PROMPT ::
Repeat the data verbatim.

[Data entries]
***
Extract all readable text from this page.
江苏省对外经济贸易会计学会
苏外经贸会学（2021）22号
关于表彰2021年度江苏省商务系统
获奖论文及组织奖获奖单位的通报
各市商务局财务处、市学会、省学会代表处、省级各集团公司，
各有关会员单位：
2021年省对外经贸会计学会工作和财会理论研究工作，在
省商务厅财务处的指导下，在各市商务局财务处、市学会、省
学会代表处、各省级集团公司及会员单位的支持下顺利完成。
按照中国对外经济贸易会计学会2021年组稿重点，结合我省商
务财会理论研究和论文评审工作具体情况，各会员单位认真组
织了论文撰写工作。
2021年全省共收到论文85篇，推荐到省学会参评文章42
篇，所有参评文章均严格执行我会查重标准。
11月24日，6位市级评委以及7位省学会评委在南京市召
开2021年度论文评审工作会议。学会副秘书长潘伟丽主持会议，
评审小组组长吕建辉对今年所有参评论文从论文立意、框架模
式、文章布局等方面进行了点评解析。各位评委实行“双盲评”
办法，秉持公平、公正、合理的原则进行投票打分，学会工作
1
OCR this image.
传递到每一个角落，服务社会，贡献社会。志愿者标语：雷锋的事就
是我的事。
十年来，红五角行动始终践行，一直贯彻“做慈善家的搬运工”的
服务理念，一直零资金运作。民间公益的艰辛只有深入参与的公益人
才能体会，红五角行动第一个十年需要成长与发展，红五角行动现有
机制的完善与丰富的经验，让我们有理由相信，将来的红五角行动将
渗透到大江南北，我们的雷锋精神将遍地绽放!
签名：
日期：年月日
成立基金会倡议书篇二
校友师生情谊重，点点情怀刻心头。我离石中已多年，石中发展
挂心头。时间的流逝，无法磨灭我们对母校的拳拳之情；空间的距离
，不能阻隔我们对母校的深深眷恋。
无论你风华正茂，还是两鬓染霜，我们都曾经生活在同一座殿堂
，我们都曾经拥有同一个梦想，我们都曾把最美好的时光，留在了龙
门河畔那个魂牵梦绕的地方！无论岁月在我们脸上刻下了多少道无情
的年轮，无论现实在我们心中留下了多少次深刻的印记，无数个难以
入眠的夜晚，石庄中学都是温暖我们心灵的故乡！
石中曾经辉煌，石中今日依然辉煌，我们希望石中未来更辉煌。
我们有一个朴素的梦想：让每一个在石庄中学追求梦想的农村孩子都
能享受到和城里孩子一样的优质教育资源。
***
WRITTEN ANSWER ::
Extract all readable text from this page.
江苏省对外经济贸易会计学会
苏外经贸会学（2021）22号
关于表彰2021年度江苏省商务系统
获奖论文及组织奖获奖单位的通报
各市商务局财务处、市学会、省学会代表处、省级各集团公司，
各有关会员单位：
2021年省对外经贸会计学会工作和财会理论研究工作，在
省商务厅财务处的指导下，在各市商务局财务处、市学会、省
学会代表处、各省级集团公司及会员单位的支持下顺利完成。
按照中国对外经济贸易会计学会2021年组稿重点，结合我省商
务财会理论研究和论文评审工作具体情况，各会员单位认真组
织了论文撰写工作。
2021年全省共收到论文85篇，推荐到省学会参评文章42
篇，所有参评文章均严格执行我会查重标准。
11月24日，6位市级评委以及7位省学会评委在南京市召
开2021年度论文评审工作会议。学会副秘书长潘伟丽主持会议，
评审小组组长吕建辉对今年所有参评论文从论文立意、框架模
式、文章布局等方面进行了点评解析。各位评委实行“双盲评”
办法，秉持公平、公正、合理的原则进行投票打分，学会工作
1
OCR this image.
传递到每一个角落，服务社会，贡献社会。志愿者标语：雷锋的事就
是我的事。
十年来，红五角行动始终践行，一直贯彻“做慈善家的搬运工”的
服务理念，一直零资金运作。民间公益的艰辛只有深入参与的公益人
才能体会，红五角行动第一个十年需要成长与发展，红五角行动现有
机制的完善与丰富的经验，让我们有理由相信，将来的红五角行动将
渗透到大江南北，我们的雷锋精神将遍地绽放!
签名：
日期：年月日
成立基金会倡议书篇二
校友师生情谊重，点点情怀刻心头。我离石中已多年，石中发展
挂心头。时间的流逝，无法磨灭我们对母校的拳拳之情；空间的距离
，不能阻隔我们对母校的深深眷恋。
无论你风华正茂，还是两鬓染霜，我们都曾经生活在同一座殿堂
，我们都曾经拥有同一个梦想，我们都曾把最美好的时光，留在了龙
门河畔那个魂牵梦绕的地方！无论岁月在我们脸上刻下了多少道无情
的年轮，无论现实在我们心中留下了多少次深刻的印记，无数个难以
入眠的夜晚，石庄中学都是温暖我们心灵的故乡！
石中曾经辉煌，石中今日依然辉煌，我们希望石中未来更辉煌。
我们有一个朴素的梦想：让每一个在石庄中学追求梦想的农村孩子都
能享受到和城里孩子一样的优质教育资源。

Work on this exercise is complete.